Data excerpts:
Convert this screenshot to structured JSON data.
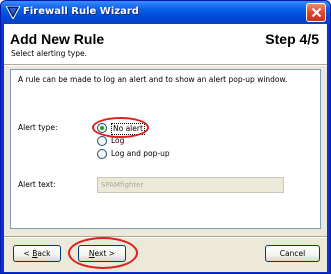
{
  "window": {
    "title": "Firewall Rule Wizard",
    "icon": "firewall-wizard-icon",
    "close_icon": "close-icon"
  },
  "header": {
    "title": "Add New Rule",
    "step": "Step 4/5",
    "subtitle": "Select alerting type."
  },
  "body": {
    "intro": "A rule can be made to log an alert and to show an alert pop-up window.",
    "alert_type_label": "Alert type:",
    "options": [
      {
        "label": "No alert",
        "selected": true
      },
      {
        "label": "Log",
        "selected": false
      },
      {
        "label": "Log and pop-up",
        "selected": false
      }
    ],
    "alert_text_label": "Alert text:",
    "alert_text_value": "SPAMfighter"
  },
  "buttons": {
    "back_prefix": "< ",
    "back_mnemonic": "B",
    "back_rest": "ack",
    "next_mnemonic": "N",
    "next_rest": "ext",
    "next_suffix": " >",
    "cancel": "Cancel"
  },
  "colors": {
    "title_bar": "#0a5fe8",
    "dialog_bg": "#ece9d8",
    "radio_dot": "#21a121",
    "highlight": "#e11e1e"
  }
}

● **EXERCISE REQUIREMENTS**:
All of the material above needs to be restated exactly, with no pictures.

● **TASK SOLUTION**:
Convert this screenshot to structured JSON data.
{
  "window": {
    "title": "Firewall Rule Wizard",
    "icon": "firewall-wizard-icon",
    "close_icon": "close-icon"
  },
  "header": {
    "title": "Add New Rule",
    "step": "Step 4/5",
    "subtitle": "Select alerting type."
  },
  "body": {
    "intro": "A rule can be made to log an alert and to show an alert pop-up window.",
    "alert_type_label": "Alert type:",
    "options": [
      {
        "label": "No alert",
        "selected": true
      },
      {
        "label": "Log",
        "selected": false
      },
      {
        "label": "Log and pop-up",
        "selected": false
      }
    ],
    "alert_text_label": "Alert text:",
    "alert_text_value": "SPAMfighter"
  },
  "buttons": {
    "back_prefix": "< ",
    "back_mnemonic": "B",
    "back_rest": "ack",
    "next_mnemonic": "N",
    "next_rest": "ext",
    "next_suffix": " >",
    "cancel": "Cancel"
  },
  "colors": {
    "title_bar": "#0a5fe8",
    "dialog_bg": "#ece9d8",
    "radio_dot": "#21a121",
    "highlight": "#e11e1e"
  }
}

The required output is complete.